## Aim
Determine how many lines include the word "gridlines", then give that number and nothing more.

[Figure data in JSON]
— start —
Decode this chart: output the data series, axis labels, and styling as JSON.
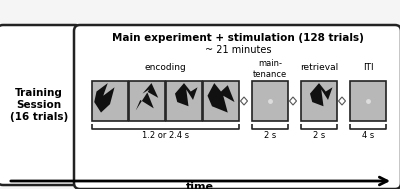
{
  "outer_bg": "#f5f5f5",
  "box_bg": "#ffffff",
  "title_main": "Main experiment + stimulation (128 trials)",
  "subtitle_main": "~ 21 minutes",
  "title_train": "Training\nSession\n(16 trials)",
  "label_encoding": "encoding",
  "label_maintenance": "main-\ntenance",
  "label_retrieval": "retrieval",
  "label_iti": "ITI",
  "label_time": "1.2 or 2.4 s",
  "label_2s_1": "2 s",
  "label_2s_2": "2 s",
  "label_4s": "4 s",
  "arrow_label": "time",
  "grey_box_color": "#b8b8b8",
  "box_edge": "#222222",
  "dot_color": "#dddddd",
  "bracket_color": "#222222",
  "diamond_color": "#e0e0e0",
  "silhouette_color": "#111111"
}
— end —
— start —
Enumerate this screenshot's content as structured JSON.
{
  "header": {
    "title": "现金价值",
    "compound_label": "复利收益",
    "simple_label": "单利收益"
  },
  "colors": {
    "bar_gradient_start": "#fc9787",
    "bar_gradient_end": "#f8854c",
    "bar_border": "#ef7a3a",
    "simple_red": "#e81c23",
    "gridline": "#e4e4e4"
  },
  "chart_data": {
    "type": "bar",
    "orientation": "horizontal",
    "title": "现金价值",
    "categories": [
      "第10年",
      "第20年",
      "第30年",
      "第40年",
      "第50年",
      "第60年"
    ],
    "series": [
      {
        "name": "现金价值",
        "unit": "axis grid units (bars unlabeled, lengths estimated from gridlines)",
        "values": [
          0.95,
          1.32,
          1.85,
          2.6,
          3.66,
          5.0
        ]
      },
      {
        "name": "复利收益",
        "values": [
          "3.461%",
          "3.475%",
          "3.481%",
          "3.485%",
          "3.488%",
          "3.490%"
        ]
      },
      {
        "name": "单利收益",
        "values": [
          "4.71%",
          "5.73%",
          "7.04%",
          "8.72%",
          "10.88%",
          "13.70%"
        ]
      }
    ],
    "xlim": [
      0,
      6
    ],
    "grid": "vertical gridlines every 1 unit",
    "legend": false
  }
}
— end —
— start —
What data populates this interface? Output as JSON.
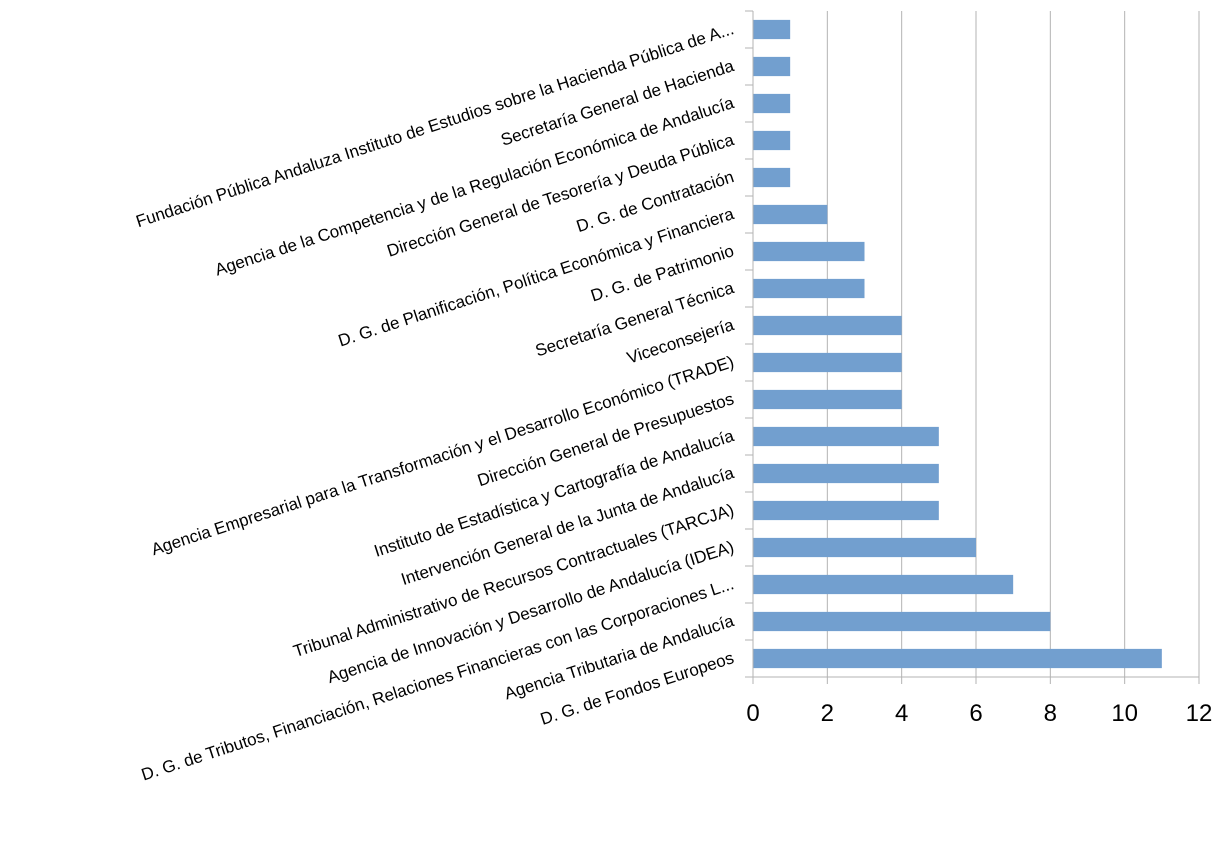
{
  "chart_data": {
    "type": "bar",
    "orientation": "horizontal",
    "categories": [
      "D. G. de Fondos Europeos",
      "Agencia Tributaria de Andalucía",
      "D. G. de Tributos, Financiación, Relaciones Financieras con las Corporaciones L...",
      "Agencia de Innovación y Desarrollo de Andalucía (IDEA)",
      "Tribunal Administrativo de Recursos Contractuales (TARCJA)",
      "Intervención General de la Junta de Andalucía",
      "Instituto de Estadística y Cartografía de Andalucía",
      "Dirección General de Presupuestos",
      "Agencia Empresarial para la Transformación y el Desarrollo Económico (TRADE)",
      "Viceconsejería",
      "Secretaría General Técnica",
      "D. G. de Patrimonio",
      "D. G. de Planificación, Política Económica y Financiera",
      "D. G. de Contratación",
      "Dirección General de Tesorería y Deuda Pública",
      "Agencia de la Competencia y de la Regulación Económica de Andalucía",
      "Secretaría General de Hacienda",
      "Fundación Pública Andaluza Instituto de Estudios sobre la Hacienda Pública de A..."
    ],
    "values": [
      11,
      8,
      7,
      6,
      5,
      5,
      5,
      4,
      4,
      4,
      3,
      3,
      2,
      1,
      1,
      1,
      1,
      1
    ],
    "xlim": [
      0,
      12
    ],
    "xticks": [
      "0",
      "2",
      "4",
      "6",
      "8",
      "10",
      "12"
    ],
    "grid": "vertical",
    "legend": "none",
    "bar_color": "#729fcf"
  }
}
— end —
## Answer
2